» **Exercise brief**: List each line holding the string "文化与社会".

» **Supplied records**:

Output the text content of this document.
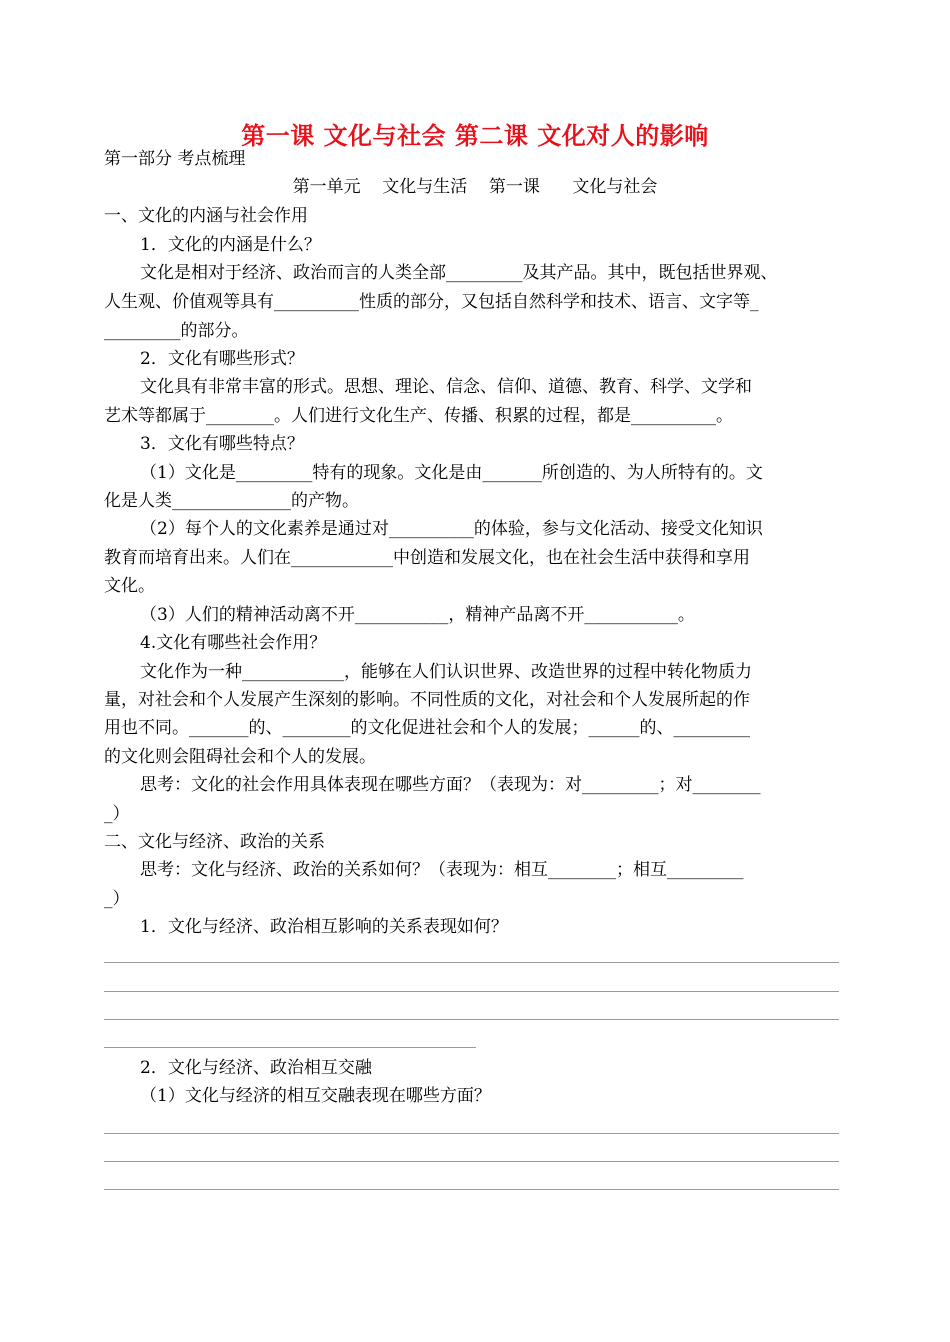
第一课 文化与社会 第二课 文化对人的影响

第一部分 考点梳理

第一单元    文化与生活    第一课      文化与社会

一、文化的内涵与社会作用

1．文化的内涵是什么？

文化是相对于经济、政治而言的人类全部_________及其产品。其中，既包括世界观、

人生观、价值观等具有__________性质的部分，又包括自然科学和技术、语言、文字等_

_________的部分。

2．文化有哪些形式？

文化具有非常丰富的形式。思想、理论、信念、信仰、道德、教育、科学、文学和

艺术等都属于________。人们进行文化生产、传播、积累的过程，都是__________。

3．文化有哪些特点？

（1）文化是_________特有的现象。文化是由_______所创造的、为人所特有的。文

化是人类______________的产物。

（2）每个人的文化素养是通过对__________的体验，参与文化活动、接受文化知识

教育而培育出来。人们在____________中创造和发展文化，也在社会生活中获得和享用

文化。

（3）人们的精神活动离不开___________，精神产品离不开___________。

4.文化有哪些社会作用？

文化作为一种____________，能够在人们认识世界、改造世界的过程中转化物质力

量，对社会和个人发展产生深刻的影响。不同性质的文化，对社会和个人发展所起的作

用也不同。_______的、________的文化促进社会和个人的发展；______的、_________

的文化则会阻碍社会和个人的发展。

思考：文化的社会作用具体表现在哪些方面？（表现为：对_________；对________

_）

二、文化与经济、政治的关系

思考：文化与经济、政治的关系如何？（表现为：相互________；相互_________

_）

1．文化与经济、政治相互影响的关系表现如何？

2．文化与经济、政治相互交融

（1）文化与经济的相互交融表现在哪些方面？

» **Correct answer**:
第一课 文化与社会 第二课 文化对人的影响
第一单元    文化与生活    第一课      文化与社会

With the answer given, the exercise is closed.